**Problem to solve**: Your task is to repeat the lines below exactly, excluding any pictures they contain.

+---+

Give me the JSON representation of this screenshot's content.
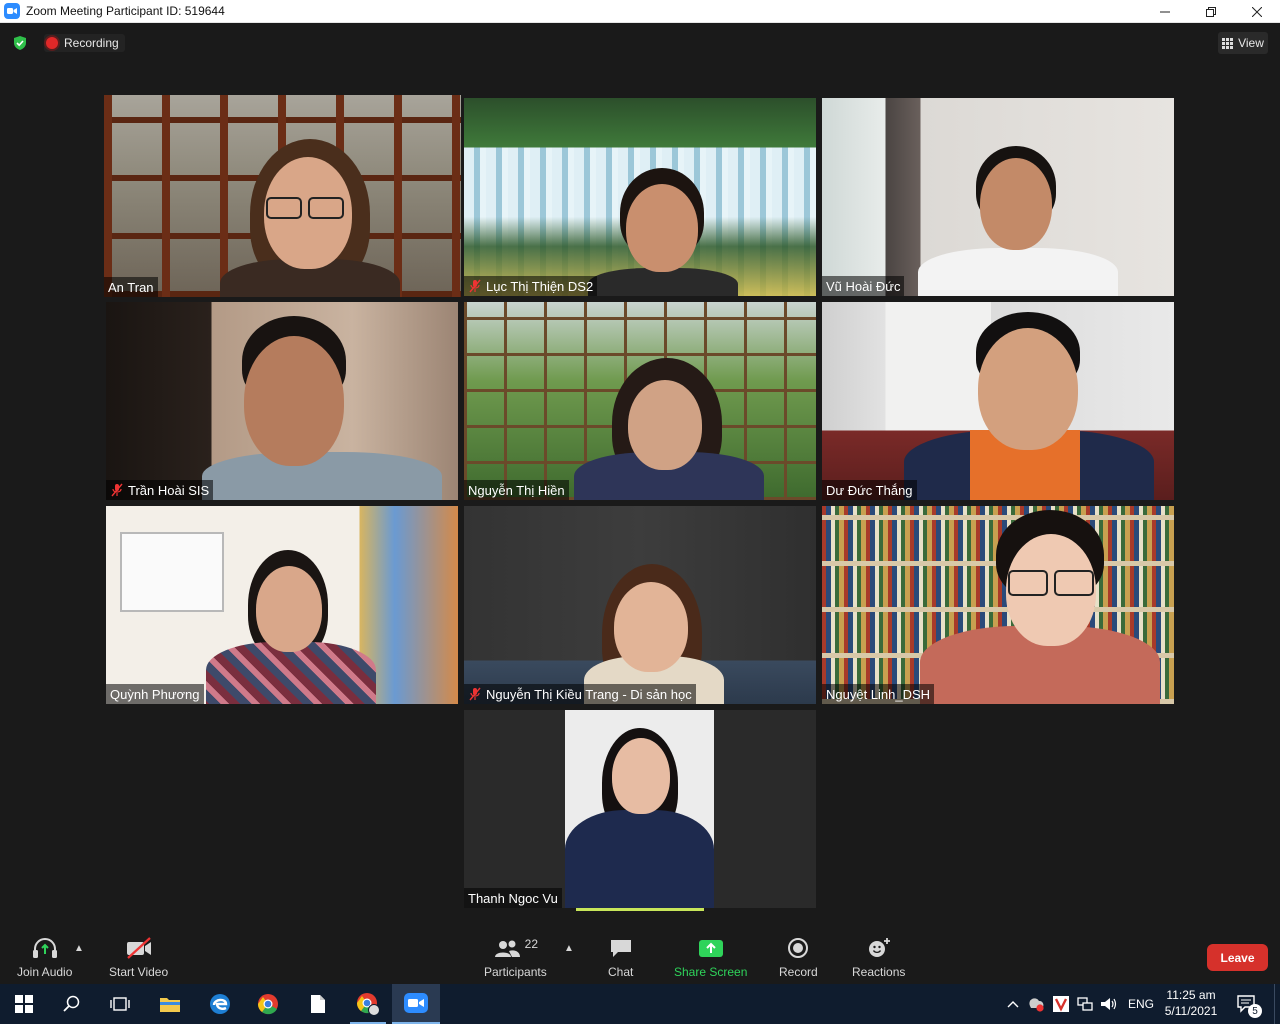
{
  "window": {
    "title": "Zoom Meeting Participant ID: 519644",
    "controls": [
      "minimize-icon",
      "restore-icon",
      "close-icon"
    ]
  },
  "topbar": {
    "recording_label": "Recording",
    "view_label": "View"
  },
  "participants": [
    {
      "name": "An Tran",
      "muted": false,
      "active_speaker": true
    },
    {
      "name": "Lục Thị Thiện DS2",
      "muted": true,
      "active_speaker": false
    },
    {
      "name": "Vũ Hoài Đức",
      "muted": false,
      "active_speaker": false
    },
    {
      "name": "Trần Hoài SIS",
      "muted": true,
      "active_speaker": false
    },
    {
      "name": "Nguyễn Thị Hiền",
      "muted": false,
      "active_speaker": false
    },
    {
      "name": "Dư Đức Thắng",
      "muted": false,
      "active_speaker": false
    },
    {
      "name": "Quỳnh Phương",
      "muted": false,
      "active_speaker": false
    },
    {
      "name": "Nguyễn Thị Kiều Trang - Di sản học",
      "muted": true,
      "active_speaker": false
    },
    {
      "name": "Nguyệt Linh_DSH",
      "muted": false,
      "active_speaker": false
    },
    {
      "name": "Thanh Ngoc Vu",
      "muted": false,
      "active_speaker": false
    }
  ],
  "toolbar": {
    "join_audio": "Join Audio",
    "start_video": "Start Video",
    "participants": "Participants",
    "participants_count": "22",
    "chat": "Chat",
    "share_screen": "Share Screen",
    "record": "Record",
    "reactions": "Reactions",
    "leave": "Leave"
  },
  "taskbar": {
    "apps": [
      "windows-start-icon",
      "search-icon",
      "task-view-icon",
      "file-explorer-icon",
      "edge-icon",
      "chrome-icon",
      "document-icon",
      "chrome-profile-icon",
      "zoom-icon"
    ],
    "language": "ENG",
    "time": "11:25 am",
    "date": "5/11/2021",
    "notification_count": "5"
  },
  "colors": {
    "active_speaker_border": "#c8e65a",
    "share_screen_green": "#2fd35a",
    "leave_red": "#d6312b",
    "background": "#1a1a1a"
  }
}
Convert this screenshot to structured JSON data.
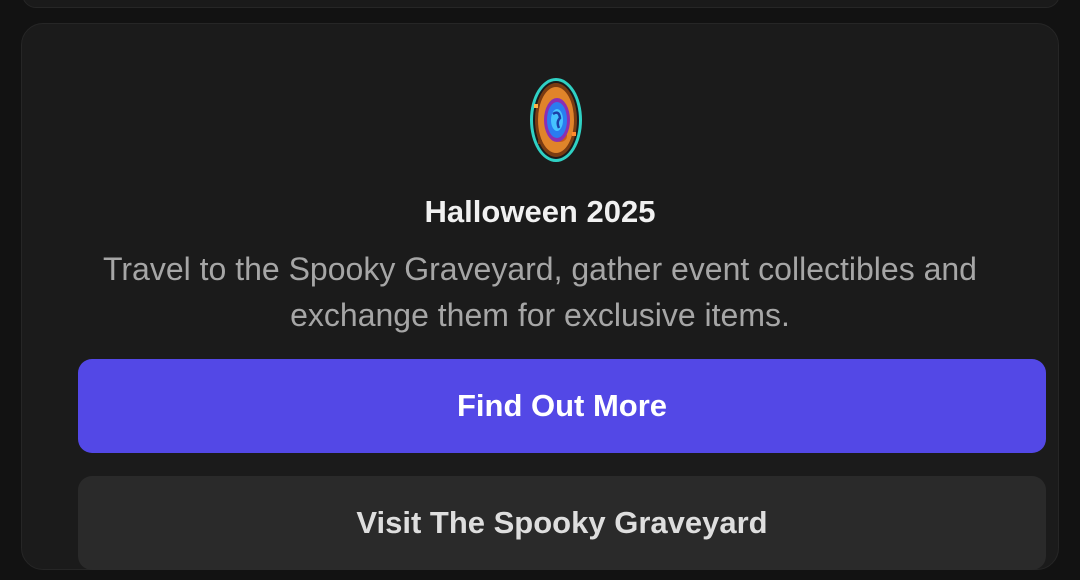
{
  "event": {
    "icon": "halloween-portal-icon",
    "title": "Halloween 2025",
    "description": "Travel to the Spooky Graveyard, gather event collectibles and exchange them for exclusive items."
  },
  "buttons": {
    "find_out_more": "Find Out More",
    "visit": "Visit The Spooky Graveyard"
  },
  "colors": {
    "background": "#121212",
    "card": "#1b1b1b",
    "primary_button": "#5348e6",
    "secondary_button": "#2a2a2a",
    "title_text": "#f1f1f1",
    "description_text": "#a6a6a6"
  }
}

+---+

**Output below**:
Give me the JSON representation of this screenshot's content.
{
  "window": {
    "title": "Zoom Meeting Participant ID: 519644",
    "controls": [
      "minimize-icon",
      "restore-icon",
      "close-icon"
    ]
  },
  "topbar": {
    "recording_label": "Recording",
    "view_label": "View"
  },
  "participants": [
    {
      "name": "An Tran",
      "muted": false,
      "active_speaker": true
    },
    {
      "name": "Lục Thị Thiện DS2",
      "muted": true,
      "active_speaker": false
    },
    {
      "name": "Vũ Hoài Đức",
      "muted": false,
      "active_speaker": false
    },
    {
      "name": "Trần Hoài SIS",
      "muted": true,
      "active_speaker": false
    },
    {
      "name": "Nguyễn Thị Hiền",
      "muted": false,
      "active_speaker": false
    },
    {
      "name": "Dư Đức Thắng",
      "muted": false,
      "active_speaker": false
    },
    {
      "name": "Quỳnh Phương",
      "muted": false,
      "active_speaker": false
    },
    {
      "name": "Nguyễn Thị Kiều Trang - Di sản học",
      "muted": true,
      "active_speaker": false
    },
    {
      "name": "Nguyệt Linh_DSH",
      "muted": false,
      "active_speaker": false
    },
    {
      "name": "Thanh Ngoc Vu",
      "muted": false,
      "active_speaker": false
    }
  ],
  "toolbar": {
    "join_audio": "Join Audio",
    "start_video": "Start Video",
    "participants": "Participants",
    "participants_count": "22",
    "chat": "Chat",
    "share_screen": "Share Screen",
    "record": "Record",
    "reactions": "Reactions",
    "leave": "Leave"
  },
  "taskbar": {
    "apps": [
      "windows-start-icon",
      "search-icon",
      "task-view-icon",
      "file-explorer-icon",
      "edge-icon",
      "chrome-icon",
      "document-icon",
      "chrome-profile-icon",
      "zoom-icon"
    ],
    "language": "ENG",
    "time": "11:25 am",
    "date": "5/11/2021",
    "notification_count": "5"
  },
  "colors": {
    "active_speaker_border": "#c8e65a",
    "share_screen_green": "#2fd35a",
    "leave_red": "#d6312b",
    "background": "#1a1a1a"
  }
}
Convert this screenshot to structured JSON data.
{
  "event": {
    "icon": "halloween-portal-icon",
    "title": "Halloween 2025",
    "description": "Travel to the Spooky Graveyard, gather event collectibles and exchange them for exclusive items."
  },
  "buttons": {
    "find_out_more": "Find Out More",
    "visit": "Visit The Spooky Graveyard"
  },
  "colors": {
    "background": "#121212",
    "card": "#1b1b1b",
    "primary_button": "#5348e6",
    "secondary_button": "#2a2a2a",
    "title_text": "#f1f1f1",
    "description_text": "#a6a6a6"
  }
}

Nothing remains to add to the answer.